» DATASET

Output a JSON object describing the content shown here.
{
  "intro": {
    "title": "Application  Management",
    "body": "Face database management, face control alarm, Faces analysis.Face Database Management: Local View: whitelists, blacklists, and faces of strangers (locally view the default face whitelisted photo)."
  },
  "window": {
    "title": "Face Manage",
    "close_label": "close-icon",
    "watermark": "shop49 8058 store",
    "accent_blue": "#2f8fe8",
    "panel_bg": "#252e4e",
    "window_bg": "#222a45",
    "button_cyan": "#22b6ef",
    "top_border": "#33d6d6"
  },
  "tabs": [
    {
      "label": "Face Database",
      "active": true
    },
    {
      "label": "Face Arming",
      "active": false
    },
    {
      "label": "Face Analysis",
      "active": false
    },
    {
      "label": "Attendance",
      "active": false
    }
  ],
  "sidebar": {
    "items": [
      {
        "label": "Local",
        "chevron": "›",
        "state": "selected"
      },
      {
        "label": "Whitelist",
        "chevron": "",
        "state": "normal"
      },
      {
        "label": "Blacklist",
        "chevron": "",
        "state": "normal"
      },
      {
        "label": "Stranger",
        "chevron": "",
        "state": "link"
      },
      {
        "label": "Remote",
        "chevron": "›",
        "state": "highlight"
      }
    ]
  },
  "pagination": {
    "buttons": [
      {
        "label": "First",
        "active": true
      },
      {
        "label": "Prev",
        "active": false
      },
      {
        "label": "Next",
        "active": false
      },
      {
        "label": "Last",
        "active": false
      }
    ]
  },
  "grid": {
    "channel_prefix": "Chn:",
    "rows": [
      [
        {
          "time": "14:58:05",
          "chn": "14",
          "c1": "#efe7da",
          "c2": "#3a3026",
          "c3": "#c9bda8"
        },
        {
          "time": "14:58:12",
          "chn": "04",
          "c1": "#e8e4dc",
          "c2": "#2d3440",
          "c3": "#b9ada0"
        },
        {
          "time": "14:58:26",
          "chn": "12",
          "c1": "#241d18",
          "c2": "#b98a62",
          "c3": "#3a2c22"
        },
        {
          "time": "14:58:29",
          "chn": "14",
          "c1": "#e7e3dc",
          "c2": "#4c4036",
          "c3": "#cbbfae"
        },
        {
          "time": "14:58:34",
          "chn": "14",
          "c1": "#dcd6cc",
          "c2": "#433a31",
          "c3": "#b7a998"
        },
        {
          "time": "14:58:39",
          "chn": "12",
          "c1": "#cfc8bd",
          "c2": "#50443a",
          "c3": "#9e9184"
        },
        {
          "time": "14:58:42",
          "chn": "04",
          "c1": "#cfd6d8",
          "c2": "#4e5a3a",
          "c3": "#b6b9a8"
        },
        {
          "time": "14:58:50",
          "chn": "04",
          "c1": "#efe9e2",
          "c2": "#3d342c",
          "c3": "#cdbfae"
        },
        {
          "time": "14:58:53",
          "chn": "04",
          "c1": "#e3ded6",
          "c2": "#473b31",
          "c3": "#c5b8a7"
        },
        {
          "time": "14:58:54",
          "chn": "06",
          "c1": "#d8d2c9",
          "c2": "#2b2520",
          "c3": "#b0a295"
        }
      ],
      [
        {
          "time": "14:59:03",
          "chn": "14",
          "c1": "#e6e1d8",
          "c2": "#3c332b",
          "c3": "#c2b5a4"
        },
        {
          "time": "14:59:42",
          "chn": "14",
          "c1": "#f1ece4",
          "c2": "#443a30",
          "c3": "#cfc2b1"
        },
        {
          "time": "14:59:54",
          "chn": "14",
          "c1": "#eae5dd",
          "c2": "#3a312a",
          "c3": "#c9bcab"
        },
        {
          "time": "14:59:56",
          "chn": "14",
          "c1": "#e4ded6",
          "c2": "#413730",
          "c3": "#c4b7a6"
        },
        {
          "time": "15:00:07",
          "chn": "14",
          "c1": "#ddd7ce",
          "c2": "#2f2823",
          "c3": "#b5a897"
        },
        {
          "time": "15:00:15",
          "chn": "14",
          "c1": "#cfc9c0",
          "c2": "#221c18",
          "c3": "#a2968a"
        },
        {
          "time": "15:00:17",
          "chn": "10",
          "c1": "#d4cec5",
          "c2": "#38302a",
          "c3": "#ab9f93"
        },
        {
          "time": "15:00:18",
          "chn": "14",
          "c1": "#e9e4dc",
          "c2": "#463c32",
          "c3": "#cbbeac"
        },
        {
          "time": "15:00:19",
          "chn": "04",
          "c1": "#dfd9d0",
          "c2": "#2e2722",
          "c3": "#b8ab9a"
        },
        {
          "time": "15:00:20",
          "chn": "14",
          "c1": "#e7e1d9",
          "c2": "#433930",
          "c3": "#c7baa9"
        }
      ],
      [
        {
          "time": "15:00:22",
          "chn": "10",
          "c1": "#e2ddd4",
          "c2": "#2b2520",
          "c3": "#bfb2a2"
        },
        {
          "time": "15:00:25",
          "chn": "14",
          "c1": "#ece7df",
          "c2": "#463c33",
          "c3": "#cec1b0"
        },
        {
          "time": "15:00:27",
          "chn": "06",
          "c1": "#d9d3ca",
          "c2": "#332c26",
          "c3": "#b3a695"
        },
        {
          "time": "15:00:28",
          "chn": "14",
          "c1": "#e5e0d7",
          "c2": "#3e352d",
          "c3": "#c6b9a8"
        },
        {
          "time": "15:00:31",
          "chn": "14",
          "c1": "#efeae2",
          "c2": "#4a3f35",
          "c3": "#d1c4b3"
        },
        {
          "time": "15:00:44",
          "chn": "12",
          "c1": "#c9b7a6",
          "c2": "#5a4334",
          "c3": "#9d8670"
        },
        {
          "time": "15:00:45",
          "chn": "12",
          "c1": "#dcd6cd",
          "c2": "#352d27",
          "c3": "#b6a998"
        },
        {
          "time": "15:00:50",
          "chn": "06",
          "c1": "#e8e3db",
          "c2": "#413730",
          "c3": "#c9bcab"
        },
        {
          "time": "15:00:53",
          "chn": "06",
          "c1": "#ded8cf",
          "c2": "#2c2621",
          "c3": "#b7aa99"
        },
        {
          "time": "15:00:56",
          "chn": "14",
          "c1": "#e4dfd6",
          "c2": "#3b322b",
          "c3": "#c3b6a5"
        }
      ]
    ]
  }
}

» EXERCISE BRIEF
Reproduce every line of the material above exactly.

» EXERCISE RESULT
Output a JSON object describing the content shown here.
{
  "intro": {
    "title": "Application  Management",
    "body": "Face database management, face control alarm, Faces analysis.Face Database Management: Local View: whitelists, blacklists, and faces of strangers (locally view the default face whitelisted photo)."
  },
  "window": {
    "title": "Face Manage",
    "close_label": "close-icon",
    "watermark": "shop49 8058 store",
    "accent_blue": "#2f8fe8",
    "panel_bg": "#252e4e",
    "window_bg": "#222a45",
    "button_cyan": "#22b6ef",
    "top_border": "#33d6d6"
  },
  "tabs": [
    {
      "label": "Face Database",
      "active": true
    },
    {
      "label": "Face Arming",
      "active": false
    },
    {
      "label": "Face Analysis",
      "active": false
    },
    {
      "label": "Attendance",
      "active": false
    }
  ],
  "sidebar": {
    "items": [
      {
        "label": "Local",
        "chevron": "›",
        "state": "selected"
      },
      {
        "label": "Whitelist",
        "chevron": "",
        "state": "normal"
      },
      {
        "label": "Blacklist",
        "chevron": "",
        "state": "normal"
      },
      {
        "label": "Stranger",
        "chevron": "",
        "state": "link"
      },
      {
        "label": "Remote",
        "chevron": "›",
        "state": "highlight"
      }
    ]
  },
  "pagination": {
    "buttons": [
      {
        "label": "First",
        "active": true
      },
      {
        "label": "Prev",
        "active": false
      },
      {
        "label": "Next",
        "active": false
      },
      {
        "label": "Last",
        "active": false
      }
    ]
  },
  "grid": {
    "channel_prefix": "Chn:",
    "rows": [
      [
        {
          "time": "14:58:05",
          "chn": "14",
          "c1": "#efe7da",
          "c2": "#3a3026",
          "c3": "#c9bda8"
        },
        {
          "time": "14:58:12",
          "chn": "04",
          "c1": "#e8e4dc",
          "c2": "#2d3440",
          "c3": "#b9ada0"
        },
        {
          "time": "14:58:26",
          "chn": "12",
          "c1": "#241d18",
          "c2": "#b98a62",
          "c3": "#3a2c22"
        },
        {
          "time": "14:58:29",
          "chn": "14",
          "c1": "#e7e3dc",
          "c2": "#4c4036",
          "c3": "#cbbfae"
        },
        {
          "time": "14:58:34",
          "chn": "14",
          "c1": "#dcd6cc",
          "c2": "#433a31",
          "c3": "#b7a998"
        },
        {
          "time": "14:58:39",
          "chn": "12",
          "c1": "#cfc8bd",
          "c2": "#50443a",
          "c3": "#9e9184"
        },
        {
          "time": "14:58:42",
          "chn": "04",
          "c1": "#cfd6d8",
          "c2": "#4e5a3a",
          "c3": "#b6b9a8"
        },
        {
          "time": "14:58:50",
          "chn": "04",
          "c1": "#efe9e2",
          "c2": "#3d342c",
          "c3": "#cdbfae"
        },
        {
          "time": "14:58:53",
          "chn": "04",
          "c1": "#e3ded6",
          "c2": "#473b31",
          "c3": "#c5b8a7"
        },
        {
          "time": "14:58:54",
          "chn": "06",
          "c1": "#d8d2c9",
          "c2": "#2b2520",
          "c3": "#b0a295"
        }
      ],
      [
        {
          "time": "14:59:03",
          "chn": "14",
          "c1": "#e6e1d8",
          "c2": "#3c332b",
          "c3": "#c2b5a4"
        },
        {
          "time": "14:59:42",
          "chn": "14",
          "c1": "#f1ece4",
          "c2": "#443a30",
          "c3": "#cfc2b1"
        },
        {
          "time": "14:59:54",
          "chn": "14",
          "c1": "#eae5dd",
          "c2": "#3a312a",
          "c3": "#c9bcab"
        },
        {
          "time": "14:59:56",
          "chn": "14",
          "c1": "#e4ded6",
          "c2": "#413730",
          "c3": "#c4b7a6"
        },
        {
          "time": "15:00:07",
          "chn": "14",
          "c1": "#ddd7ce",
          "c2": "#2f2823",
          "c3": "#b5a897"
        },
        {
          "time": "15:00:15",
          "chn": "14",
          "c1": "#cfc9c0",
          "c2": "#221c18",
          "c3": "#a2968a"
        },
        {
          "time": "15:00:17",
          "chn": "10",
          "c1": "#d4cec5",
          "c2": "#38302a",
          "c3": "#ab9f93"
        },
        {
          "time": "15:00:18",
          "chn": "14",
          "c1": "#e9e4dc",
          "c2": "#463c32",
          "c3": "#cbbeac"
        },
        {
          "time": "15:00:19",
          "chn": "04",
          "c1": "#dfd9d0",
          "c2": "#2e2722",
          "c3": "#b8ab9a"
        },
        {
          "time": "15:00:20",
          "chn": "14",
          "c1": "#e7e1d9",
          "c2": "#433930",
          "c3": "#c7baa9"
        }
      ],
      [
        {
          "time": "15:00:22",
          "chn": "10",
          "c1": "#e2ddd4",
          "c2": "#2b2520",
          "c3": "#bfb2a2"
        },
        {
          "time": "15:00:25",
          "chn": "14",
          "c1": "#ece7df",
          "c2": "#463c33",
          "c3": "#cec1b0"
        },
        {
          "time": "15:00:27",
          "chn": "06",
          "c1": "#d9d3ca",
          "c2": "#332c26",
          "c3": "#b3a695"
        },
        {
          "time": "15:00:28",
          "chn": "14",
          "c1": "#e5e0d7",
          "c2": "#3e352d",
          "c3": "#c6b9a8"
        },
        {
          "time": "15:00:31",
          "chn": "14",
          "c1": "#efeae2",
          "c2": "#4a3f35",
          "c3": "#d1c4b3"
        },
        {
          "time": "15:00:44",
          "chn": "12",
          "c1": "#c9b7a6",
          "c2": "#5a4334",
          "c3": "#9d8670"
        },
        {
          "time": "15:00:45",
          "chn": "12",
          "c1": "#dcd6cd",
          "c2": "#352d27",
          "c3": "#b6a998"
        },
        {
          "time": "15:00:50",
          "chn": "06",
          "c1": "#e8e3db",
          "c2": "#413730",
          "c3": "#c9bcab"
        },
        {
          "time": "15:00:53",
          "chn": "06",
          "c1": "#ded8cf",
          "c2": "#2c2621",
          "c3": "#b7aa99"
        },
        {
          "time": "15:00:56",
          "chn": "14",
          "c1": "#e4dfd6",
          "c2": "#3b322b",
          "c3": "#c3b6a5"
        }
      ]
    ]
  }
}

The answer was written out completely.